Entries from a dataset
· · ·
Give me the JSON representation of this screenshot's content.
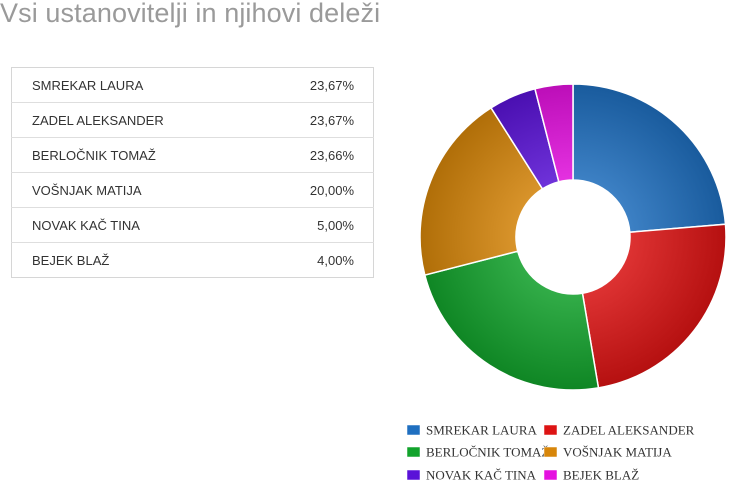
{
  "page": {
    "title": "Vsi ustanovitelji in njihovi deleži"
  },
  "table": {
    "rows": [
      {
        "name": "SMREKAR LAURA",
        "share": "23,67%"
      },
      {
        "name": "ZADEL ALEKSANDER",
        "share": "23,67%"
      },
      {
        "name": "BERLOČNIK TOMAŽ",
        "share": "23,66%"
      },
      {
        "name": "VOŠNJAK MATIJA",
        "share": "20,00%"
      },
      {
        "name": "NOVAK KAČ TINA",
        "share": "5,00%"
      },
      {
        "name": "BEJEK BLAŽ",
        "share": "4,00%"
      }
    ]
  },
  "chart_data": {
    "type": "pie",
    "donut": true,
    "categories": [
      "SMREKAR LAURA",
      "ZADEL ALEKSANDER",
      "BERLOČNIK TOMAŽ",
      "VOŠNJAK MATIJA",
      "NOVAK KAČ TINA",
      "BEJEK BLAŽ"
    ],
    "values": [
      23.67,
      23.67,
      23.66,
      20.0,
      5.0,
      4.0
    ],
    "colors": [
      "#1f6fc0",
      "#dd1313",
      "#12a32c",
      "#d7860a",
      "#5a12d8",
      "#e511e0"
    ],
    "legend_position": "bottom"
  }
}
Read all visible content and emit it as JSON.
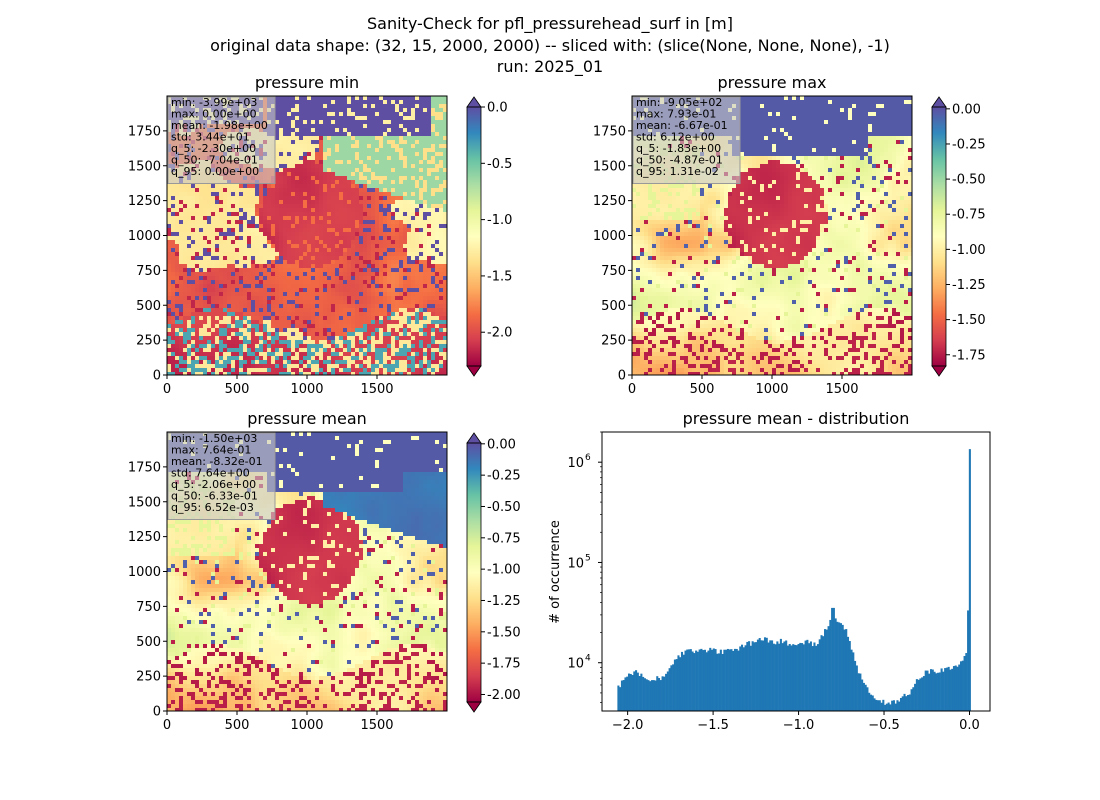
{
  "figure": {
    "title_lines": [
      "Sanity-Check for pfl_pressurehead_surf in [m]",
      "original data shape: (32, 15, 2000, 2000) -- sliced with: (slice(None, None, None), -1)",
      "run: 2025_01"
    ]
  },
  "colormap": {
    "name": "Spectral",
    "stops": [
      "#9e0142",
      "#d53e4f",
      "#f46d43",
      "#fdae61",
      "#fee08b",
      "#ffffbf",
      "#e6f598",
      "#abdda4",
      "#66c2a5",
      "#3288bd",
      "#5e4fa2"
    ]
  },
  "chart_data": [
    {
      "type": "heatmap",
      "title": "pressure min",
      "x_ticks": [
        0,
        500,
        1000,
        1500
      ],
      "y_ticks": [
        0,
        250,
        500,
        750,
        1000,
        1250,
        1500,
        1750
      ],
      "xlim": [
        0,
        2000
      ],
      "ylim": [
        0,
        2000
      ],
      "color_range": [
        -2.3,
        0.0
      ],
      "colorbar_ticks": [
        "0.0",
        "-0.5",
        "-1.0",
        "-1.5",
        "-2.0"
      ],
      "colorbar_tick_values": [
        0.0,
        -0.5,
        -1.0,
        -1.5,
        -2.0
      ],
      "colorbar_extend": "both",
      "stats": [
        "min: -3.99e+03",
        "max: 0.00e+00",
        "mean: -1.98e+00",
        "std: 3.44e+01",
        "q_5: -2.30e+00",
        "q_50: -7.04e-01",
        "q_95: 0.00e+00"
      ]
    },
    {
      "type": "heatmap",
      "title": "pressure max",
      "x_ticks": [
        0,
        500,
        1000,
        1500
      ],
      "y_ticks": [
        0,
        250,
        500,
        750,
        1000,
        1250,
        1500,
        1750
      ],
      "xlim": [
        0,
        2000
      ],
      "ylim": [
        0,
        2000
      ],
      "color_range": [
        -1.83,
        0.0131
      ],
      "colorbar_ticks": [
        "0.00",
        "-0.25",
        "-0.50",
        "-0.75",
        "-1.00",
        "-1.25",
        "-1.50",
        "-1.75"
      ],
      "colorbar_tick_values": [
        0.0,
        -0.25,
        -0.5,
        -0.75,
        -1.0,
        -1.25,
        -1.5,
        -1.75
      ],
      "colorbar_extend": "both",
      "stats": [
        "min: -9.05e+02",
        "max: 7.93e-01",
        "mean: -6.67e-01",
        "std: 6.12e+00",
        "q_5: -1.83e+00",
        "q_50: -4.87e-01",
        "q_95: 1.31e-02"
      ]
    },
    {
      "type": "heatmap",
      "title": "pressure mean",
      "x_ticks": [
        0,
        500,
        1000,
        1500
      ],
      "y_ticks": [
        0,
        250,
        500,
        750,
        1000,
        1250,
        1500,
        1750
      ],
      "xlim": [
        0,
        2000
      ],
      "ylim": [
        0,
        2000
      ],
      "color_range": [
        -2.06,
        0.00652
      ],
      "colorbar_ticks": [
        "0.00",
        "-0.25",
        "-0.50",
        "-0.75",
        "-1.00",
        "-1.25",
        "-1.50",
        "-1.75",
        "-2.00"
      ],
      "colorbar_tick_values": [
        0.0,
        -0.25,
        -0.5,
        -0.75,
        -1.0,
        -1.25,
        -1.5,
        -1.75,
        -2.0
      ],
      "colorbar_extend": "both",
      "stats": [
        "min: -1.50e+03",
        "max: 7.64e-01",
        "mean: -8.32e-01",
        "std: 7.64e+00",
        "q_5: -2.06e+00",
        "q_50: -6.33e-01",
        "q_95: 6.52e-03"
      ]
    },
    {
      "type": "bar",
      "title": "pressure mean - distribution",
      "xlabel": "",
      "ylabel": "# of occurrence",
      "yscale": "log",
      "xlim": [
        -2.15,
        0.12
      ],
      "ylim": [
        3300,
        2000000
      ],
      "x_ticks": [
        -2.0,
        -1.5,
        -1.0,
        -0.5,
        0.0
      ],
      "x_tick_labels": [
        "−2.0",
        "−1.5",
        "−1.0",
        "−0.5",
        "0.0"
      ],
      "y_ticks": [
        10000,
        100000,
        1000000
      ],
      "y_tick_labels": [
        "10",
        "10",
        "10"
      ],
      "y_tick_exponents": [
        "4",
        "5",
        "6"
      ],
      "bar_color": "#1f77b4",
      "bin_start": -2.06,
      "bin_end": 0.0065,
      "x": [
        -2.05,
        -2.0,
        -1.95,
        -1.9,
        -1.85,
        -1.8,
        -1.75,
        -1.7,
        -1.65,
        -1.6,
        -1.55,
        -1.5,
        -1.45,
        -1.4,
        -1.35,
        -1.3,
        -1.25,
        -1.2,
        -1.15,
        -1.1,
        -1.05,
        -1.0,
        -0.95,
        -0.9,
        -0.85,
        -0.82,
        -0.8,
        -0.78,
        -0.75,
        -0.72,
        -0.7,
        -0.68,
        -0.65,
        -0.6,
        -0.55,
        -0.5,
        -0.45,
        -0.4,
        -0.35,
        -0.3,
        -0.25,
        -0.2,
        -0.15,
        -0.1,
        -0.05,
        -0.02,
        -0.01,
        0.0
      ],
      "values": [
        5800,
        7500,
        8300,
        7000,
        6800,
        7200,
        9000,
        11500,
        13500,
        13000,
        13500,
        13200,
        12800,
        13200,
        14000,
        15500,
        16000,
        17500,
        16000,
        16500,
        15500,
        15000,
        16500,
        15000,
        20000,
        25000,
        37000,
        27000,
        25000,
        21000,
        15500,
        12000,
        8000,
        5500,
        4300,
        4000,
        4000,
        4400,
        5000,
        7000,
        8200,
        8300,
        8600,
        9000,
        10000,
        12000,
        22000,
        1350000
      ]
    }
  ]
}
· · ·
◆ **Your goal**: From the listing above, copy all lines holding the word "ZADEL".

◆ **Expected answer**:
        "name": "ZADEL ALEKSANDER",
      "ZADEL ALEKSANDER",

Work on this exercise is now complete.